» **CHALLENGE**
Look through the material below for "labels". Copy every line that contains it.

» **GIVEN DATA**
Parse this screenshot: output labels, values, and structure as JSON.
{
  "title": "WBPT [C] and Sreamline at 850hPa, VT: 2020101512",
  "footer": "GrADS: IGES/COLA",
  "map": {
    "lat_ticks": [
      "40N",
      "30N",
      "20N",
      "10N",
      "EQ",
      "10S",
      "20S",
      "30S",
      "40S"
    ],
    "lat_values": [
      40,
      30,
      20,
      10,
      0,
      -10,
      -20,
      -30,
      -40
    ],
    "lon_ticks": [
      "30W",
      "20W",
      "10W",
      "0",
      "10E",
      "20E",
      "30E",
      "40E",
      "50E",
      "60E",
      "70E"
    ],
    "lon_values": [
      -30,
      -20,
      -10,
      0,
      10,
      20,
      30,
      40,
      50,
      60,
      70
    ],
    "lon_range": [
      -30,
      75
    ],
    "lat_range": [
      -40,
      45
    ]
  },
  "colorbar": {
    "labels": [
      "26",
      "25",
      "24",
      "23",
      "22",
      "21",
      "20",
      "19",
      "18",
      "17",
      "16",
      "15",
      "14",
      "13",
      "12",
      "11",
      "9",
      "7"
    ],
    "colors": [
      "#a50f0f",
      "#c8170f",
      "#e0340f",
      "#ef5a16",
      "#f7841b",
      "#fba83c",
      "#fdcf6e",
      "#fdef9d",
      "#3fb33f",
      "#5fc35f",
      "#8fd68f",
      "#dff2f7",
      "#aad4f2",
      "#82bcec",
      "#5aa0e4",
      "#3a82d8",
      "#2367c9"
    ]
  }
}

» **EXERCISE RESPONSE**
Parse this screenshot: output labels, values, and structure as JSON.
    "labels": [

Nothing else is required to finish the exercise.